WHAT YOU SHOULD DO
Work out how many lines of the records contain "park". Answer with the number and nothing else.

_ _ _ _ _ _ _

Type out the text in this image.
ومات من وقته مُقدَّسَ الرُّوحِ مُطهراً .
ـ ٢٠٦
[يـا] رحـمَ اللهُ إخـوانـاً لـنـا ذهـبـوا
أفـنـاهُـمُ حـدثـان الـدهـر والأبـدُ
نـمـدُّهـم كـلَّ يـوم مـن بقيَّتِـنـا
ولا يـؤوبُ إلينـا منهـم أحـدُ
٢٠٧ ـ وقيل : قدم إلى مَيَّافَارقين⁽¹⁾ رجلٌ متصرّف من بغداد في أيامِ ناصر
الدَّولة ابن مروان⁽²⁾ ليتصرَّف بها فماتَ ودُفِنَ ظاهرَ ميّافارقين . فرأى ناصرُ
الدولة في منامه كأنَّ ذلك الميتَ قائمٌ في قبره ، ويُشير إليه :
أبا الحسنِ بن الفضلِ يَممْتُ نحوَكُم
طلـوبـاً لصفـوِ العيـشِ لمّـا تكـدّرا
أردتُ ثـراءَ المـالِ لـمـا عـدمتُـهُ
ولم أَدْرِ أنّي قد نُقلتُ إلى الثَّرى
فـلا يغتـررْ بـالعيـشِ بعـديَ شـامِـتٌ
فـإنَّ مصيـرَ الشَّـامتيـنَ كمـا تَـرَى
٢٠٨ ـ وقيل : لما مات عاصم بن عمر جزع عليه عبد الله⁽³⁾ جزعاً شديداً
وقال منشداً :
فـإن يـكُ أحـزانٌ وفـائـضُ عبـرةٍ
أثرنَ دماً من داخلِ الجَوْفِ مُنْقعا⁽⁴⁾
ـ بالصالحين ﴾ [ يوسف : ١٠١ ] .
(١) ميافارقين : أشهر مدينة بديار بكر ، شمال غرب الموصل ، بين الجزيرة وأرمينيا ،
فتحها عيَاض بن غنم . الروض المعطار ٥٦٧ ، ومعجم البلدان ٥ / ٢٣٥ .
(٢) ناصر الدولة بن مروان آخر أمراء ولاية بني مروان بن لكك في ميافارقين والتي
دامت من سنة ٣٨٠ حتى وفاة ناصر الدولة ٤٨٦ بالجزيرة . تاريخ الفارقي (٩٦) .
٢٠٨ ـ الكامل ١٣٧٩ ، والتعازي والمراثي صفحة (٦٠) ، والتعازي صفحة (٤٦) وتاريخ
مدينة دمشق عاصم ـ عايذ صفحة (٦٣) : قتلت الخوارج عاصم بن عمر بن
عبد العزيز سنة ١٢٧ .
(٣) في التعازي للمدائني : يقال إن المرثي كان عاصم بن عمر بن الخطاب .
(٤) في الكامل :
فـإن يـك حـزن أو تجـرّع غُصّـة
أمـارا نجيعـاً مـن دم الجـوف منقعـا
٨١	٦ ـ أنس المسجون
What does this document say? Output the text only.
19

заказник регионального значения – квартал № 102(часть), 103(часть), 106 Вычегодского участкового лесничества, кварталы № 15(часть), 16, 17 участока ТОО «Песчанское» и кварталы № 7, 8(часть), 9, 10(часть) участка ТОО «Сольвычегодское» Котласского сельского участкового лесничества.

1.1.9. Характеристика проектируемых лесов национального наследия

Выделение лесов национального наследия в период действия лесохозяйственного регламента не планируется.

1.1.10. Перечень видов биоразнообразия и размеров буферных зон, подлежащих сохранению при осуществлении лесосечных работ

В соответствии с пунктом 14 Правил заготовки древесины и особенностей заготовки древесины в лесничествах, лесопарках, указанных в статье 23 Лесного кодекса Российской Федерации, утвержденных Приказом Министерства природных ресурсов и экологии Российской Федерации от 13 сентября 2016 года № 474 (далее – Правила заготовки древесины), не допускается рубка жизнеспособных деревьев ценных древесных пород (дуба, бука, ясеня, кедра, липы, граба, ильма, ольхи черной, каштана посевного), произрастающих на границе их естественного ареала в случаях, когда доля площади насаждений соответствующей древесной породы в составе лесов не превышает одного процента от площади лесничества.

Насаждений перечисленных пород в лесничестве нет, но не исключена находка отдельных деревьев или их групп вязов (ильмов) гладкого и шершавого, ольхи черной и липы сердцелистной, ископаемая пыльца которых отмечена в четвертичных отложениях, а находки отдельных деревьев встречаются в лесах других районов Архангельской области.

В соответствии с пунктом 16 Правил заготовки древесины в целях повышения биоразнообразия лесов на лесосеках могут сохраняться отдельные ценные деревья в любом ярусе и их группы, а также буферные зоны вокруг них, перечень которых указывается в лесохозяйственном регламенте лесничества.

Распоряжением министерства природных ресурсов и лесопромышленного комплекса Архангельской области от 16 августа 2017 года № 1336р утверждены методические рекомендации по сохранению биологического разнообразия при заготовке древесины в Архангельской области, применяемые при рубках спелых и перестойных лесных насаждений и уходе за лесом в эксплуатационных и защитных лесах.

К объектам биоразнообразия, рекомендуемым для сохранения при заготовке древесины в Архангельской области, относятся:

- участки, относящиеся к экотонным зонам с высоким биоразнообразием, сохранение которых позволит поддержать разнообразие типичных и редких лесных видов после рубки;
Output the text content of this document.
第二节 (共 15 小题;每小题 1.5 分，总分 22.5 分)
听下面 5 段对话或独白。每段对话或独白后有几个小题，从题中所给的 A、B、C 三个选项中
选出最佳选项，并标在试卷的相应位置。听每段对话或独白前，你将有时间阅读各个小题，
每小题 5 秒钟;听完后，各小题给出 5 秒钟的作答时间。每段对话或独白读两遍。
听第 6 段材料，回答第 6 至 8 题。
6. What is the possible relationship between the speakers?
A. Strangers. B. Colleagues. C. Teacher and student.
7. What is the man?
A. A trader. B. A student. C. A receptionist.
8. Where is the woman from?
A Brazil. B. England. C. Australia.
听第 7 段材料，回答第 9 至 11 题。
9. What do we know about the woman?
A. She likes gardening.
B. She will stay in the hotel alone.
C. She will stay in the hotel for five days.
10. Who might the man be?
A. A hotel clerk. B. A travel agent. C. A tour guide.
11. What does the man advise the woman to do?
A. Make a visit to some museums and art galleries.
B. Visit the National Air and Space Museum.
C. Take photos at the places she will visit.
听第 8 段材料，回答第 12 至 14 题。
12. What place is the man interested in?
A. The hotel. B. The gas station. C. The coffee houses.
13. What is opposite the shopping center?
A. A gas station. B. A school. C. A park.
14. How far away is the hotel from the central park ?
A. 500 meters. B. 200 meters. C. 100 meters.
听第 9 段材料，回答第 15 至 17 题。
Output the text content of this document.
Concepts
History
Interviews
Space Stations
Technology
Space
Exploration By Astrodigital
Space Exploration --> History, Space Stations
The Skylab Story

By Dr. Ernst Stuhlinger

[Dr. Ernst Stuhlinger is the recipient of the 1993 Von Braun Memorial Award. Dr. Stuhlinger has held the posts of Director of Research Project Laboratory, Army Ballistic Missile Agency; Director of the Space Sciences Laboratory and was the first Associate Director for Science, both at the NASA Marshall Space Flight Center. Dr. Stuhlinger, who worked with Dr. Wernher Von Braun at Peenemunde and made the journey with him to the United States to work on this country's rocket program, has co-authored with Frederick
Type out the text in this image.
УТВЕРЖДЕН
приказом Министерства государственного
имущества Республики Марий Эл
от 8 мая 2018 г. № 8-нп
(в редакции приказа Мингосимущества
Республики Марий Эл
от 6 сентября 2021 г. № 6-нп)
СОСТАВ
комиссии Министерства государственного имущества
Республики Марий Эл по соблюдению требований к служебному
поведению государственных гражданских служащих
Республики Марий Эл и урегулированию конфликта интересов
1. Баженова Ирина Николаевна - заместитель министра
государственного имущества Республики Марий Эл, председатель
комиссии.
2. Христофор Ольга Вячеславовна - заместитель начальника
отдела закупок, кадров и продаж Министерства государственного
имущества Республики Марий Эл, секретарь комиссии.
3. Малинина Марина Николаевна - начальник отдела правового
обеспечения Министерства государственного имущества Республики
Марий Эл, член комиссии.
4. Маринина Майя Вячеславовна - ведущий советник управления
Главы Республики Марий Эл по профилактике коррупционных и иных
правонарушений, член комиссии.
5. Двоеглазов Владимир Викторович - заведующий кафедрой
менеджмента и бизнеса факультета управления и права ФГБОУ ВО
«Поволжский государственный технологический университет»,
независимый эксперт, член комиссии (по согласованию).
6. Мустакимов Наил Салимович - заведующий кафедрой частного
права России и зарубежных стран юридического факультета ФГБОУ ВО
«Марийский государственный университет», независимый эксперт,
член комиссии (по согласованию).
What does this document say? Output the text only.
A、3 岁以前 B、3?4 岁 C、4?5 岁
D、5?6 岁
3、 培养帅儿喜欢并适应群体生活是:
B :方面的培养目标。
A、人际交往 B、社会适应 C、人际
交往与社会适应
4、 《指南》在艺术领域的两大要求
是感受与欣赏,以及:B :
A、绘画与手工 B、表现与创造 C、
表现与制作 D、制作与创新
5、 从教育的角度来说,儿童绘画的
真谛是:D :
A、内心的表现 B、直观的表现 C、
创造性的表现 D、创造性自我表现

_ _ _ _ _ _ _

RESULT FOR THIS TASK
2